ÉNONCÉ 1: Transcrivez en tableau Markdown les enregistrements, de la première ligne jusqu'à la ligne contenant « category-label: PULPA TEXTIL », celle-ci comprise, avec les colonnes « Numéro » et « Ligne d'enregistrement ». Omettez les lignes vides.

Le jugement qui a été prononcé à l’encontre des parlementaires du RN et particulièrement de Marine Le Pen a suscité bien des réactions dans le monde politique. Au RN on a crié au « déni de démocratie », tandis que le premier ministre se disait troublé… On voudrait faire de cette décision judiciaire une décision politique visant à empêcher Marine Le Pen de se présenter à l’élection présidentielle de 2027. On a donc beaucoup parlé d’inéligibilité et d’exécution provisoire, mais on a un peu oublié le fond du dossier : c’est d’abord une affaire de détournement de fonds publics. Alors que depuis quelques années tout le monde, et en particulier le RN, appelle à la moralisation de la vie politique, on ne saurait admettre que ce jugement soit un prétexte pour dénoncer une prétendue « tyrannie des juges »… Il faut, certes, faire remarquer que les accusés sont présumés innocents jusqu’à épuisement des voies de recours, mais il faut aussi dire haut et fort que les textes de loi sont faits pour être appliqués pour tout le monde, y compris pour les personnalités politiques de premier plan. Finalement le RN, et pas seulement lui, voudrait remettre en cause l’état de droit en opposant les décisions judiciaires à la « souveraineté populaire ». Accepter dans ces conditions que des parlementaires, voire des membres du gouvernement, puissent critiquer une décision de justice reviendrait tout simplement à remettre en cause un principe de base de notre démocratie : la séparation des pouvoirs exécutif, législatif et judiciaire.

Haro sur la science ?

Les avancées de la science ont fortement modelé depuis plusieurs générations notre mode de vie et notre travail, elles ont été synonymes de progrès constant et de mieux-être. Bien sûr, il s’est toujours trouvé quelques « marchands de doute » – efficaces relais des grands groupes qui les rémunéraient avec pour seule boussole les gains financiers – pour remettre habilement en cause dans les médias les acquis de la science. Ainsi en a-t-il été par exemple des conséquences du tabagisme sur la santé, des effets nocifs des pesticides, des pluies acides, du trou d’ozone, et aujourd’hui du réchauffement climatique. Mais devant l’accumulation des peuves, la vérité a toujours fini par s’imposer.

[Lignes d'un jeu de données de mise en page]
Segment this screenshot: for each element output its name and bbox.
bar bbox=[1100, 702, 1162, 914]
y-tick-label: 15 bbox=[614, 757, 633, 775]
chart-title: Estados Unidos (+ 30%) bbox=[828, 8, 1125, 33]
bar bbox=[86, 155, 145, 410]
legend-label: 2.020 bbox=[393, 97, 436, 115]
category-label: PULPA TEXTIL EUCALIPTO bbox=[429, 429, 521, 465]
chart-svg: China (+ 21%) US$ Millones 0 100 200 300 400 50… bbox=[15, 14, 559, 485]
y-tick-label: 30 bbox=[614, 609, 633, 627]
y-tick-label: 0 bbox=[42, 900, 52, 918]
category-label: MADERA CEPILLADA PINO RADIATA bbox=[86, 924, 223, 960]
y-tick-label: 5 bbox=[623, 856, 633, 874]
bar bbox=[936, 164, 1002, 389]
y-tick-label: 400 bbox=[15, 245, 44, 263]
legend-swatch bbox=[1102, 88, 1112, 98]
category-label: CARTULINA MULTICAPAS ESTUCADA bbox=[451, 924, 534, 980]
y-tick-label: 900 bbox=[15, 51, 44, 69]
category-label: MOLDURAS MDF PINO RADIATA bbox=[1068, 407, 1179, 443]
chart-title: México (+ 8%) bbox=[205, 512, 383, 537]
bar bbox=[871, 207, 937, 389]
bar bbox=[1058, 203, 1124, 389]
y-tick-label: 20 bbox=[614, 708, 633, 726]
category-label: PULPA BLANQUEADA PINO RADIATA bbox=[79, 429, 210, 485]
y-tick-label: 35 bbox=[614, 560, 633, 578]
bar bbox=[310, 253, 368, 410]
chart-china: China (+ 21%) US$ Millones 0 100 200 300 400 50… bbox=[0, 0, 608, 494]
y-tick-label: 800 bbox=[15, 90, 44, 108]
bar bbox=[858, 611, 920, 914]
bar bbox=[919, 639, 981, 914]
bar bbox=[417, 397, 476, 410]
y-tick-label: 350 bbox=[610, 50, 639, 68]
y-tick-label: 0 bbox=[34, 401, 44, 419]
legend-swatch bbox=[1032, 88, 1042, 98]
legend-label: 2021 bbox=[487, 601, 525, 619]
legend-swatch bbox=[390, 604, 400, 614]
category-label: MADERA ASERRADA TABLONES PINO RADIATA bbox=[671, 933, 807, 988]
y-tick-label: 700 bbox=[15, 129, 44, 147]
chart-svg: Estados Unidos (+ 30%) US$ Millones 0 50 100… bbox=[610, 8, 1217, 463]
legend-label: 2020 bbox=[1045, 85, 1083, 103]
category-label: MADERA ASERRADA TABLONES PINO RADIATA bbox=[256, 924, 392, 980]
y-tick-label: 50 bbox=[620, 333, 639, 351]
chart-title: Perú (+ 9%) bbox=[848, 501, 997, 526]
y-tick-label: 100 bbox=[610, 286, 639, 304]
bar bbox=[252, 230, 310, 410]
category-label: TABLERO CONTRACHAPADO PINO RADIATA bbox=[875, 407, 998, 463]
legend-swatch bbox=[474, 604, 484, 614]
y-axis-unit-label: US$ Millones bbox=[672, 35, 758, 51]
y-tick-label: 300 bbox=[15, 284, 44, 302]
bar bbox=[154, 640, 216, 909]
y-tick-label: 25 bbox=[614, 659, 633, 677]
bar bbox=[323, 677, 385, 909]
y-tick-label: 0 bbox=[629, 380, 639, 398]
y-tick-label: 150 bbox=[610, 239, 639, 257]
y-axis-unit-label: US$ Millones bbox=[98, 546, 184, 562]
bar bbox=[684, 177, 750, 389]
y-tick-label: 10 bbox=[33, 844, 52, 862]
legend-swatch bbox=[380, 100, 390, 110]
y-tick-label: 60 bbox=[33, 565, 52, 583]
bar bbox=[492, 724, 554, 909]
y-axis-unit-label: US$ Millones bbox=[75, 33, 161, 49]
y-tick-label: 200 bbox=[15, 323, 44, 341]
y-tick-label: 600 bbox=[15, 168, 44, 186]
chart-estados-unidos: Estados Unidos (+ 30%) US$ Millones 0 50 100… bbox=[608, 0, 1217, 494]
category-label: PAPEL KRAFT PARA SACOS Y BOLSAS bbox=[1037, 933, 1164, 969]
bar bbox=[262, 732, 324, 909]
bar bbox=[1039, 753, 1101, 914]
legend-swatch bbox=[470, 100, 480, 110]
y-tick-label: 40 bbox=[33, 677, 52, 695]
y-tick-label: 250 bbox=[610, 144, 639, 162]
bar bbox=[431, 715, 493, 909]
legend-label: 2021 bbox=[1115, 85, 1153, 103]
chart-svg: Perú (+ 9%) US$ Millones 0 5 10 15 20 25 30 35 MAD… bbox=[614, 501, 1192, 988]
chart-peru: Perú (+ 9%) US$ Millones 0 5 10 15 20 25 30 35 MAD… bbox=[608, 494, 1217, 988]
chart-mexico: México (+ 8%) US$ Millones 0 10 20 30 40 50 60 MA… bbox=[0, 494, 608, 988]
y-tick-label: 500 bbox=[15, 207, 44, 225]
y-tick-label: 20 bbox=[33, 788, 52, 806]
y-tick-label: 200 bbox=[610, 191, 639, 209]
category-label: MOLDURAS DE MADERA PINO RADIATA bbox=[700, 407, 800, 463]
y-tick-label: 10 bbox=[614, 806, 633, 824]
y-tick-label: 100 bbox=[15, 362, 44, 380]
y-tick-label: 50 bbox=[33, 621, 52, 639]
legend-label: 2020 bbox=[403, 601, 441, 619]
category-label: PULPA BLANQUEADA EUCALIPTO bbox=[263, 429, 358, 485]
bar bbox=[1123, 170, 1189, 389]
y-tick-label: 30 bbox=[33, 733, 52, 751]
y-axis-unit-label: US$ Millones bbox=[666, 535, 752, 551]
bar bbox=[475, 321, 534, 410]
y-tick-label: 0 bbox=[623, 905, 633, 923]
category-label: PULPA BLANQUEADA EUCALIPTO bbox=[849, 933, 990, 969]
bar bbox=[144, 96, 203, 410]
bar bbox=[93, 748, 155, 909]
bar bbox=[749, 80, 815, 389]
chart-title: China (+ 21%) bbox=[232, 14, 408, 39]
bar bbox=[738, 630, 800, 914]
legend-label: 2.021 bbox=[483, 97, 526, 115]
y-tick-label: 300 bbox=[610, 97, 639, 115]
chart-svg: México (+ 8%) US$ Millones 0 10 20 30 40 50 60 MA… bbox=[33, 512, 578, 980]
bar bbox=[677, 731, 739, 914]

ÉNONCÉ 2: Reproduisez à l'identique le passage de l'article qui va de « Les avancées de » à « fini par s’imposer. ».

SOLUTION 1:
| Numéro | Ligne d'enregistrement |
|---|---|
| 1 | Segment this screenshot: for each element output its name and bbox. |
| 2 | bar bbox=[1100, 702, 1162, 914] |
| 3 | y-tick-label: 15 bbox=[614, 757, 633, 775] |
| 4 | chart-title: Estados Unidos (+ 30%) bbox=[828, 8, 1125, 33] |
| 5 | bar bbox=[86, 155, 145, 410] |
| 6 | legend-label: 2.020 bbox=[393, 97, 436, 115] |
| 7 | category-label: PULPA TEXTIL EUCALIPTO bbox=[429, 429, 521, 465] |

SOLUTION 2:
Les avancées de la science ont fortement modelé depuis plusieurs générations notre mode de vie et notre travail, elles ont été synonymes de progrès constant et de mieux-être. Bien sûr, il s’est toujours trouvé quelques « marchands de doute » – efficaces relais des grands groupes qui les rémunéraient avec pour seule boussole les gains financiers – pour remettre habilement en cause dans les médias les acquis de la science. Ainsi en a-t-il été par exemple des conséquences du tabagisme sur la santé, des effets nocifs des pesticides, des pluies acides, du trou d’ozone, et aujourd’hui du réchauffement climatique. Mais devant l’accumulation des peuves, la vérité a toujours fini par s’imposer.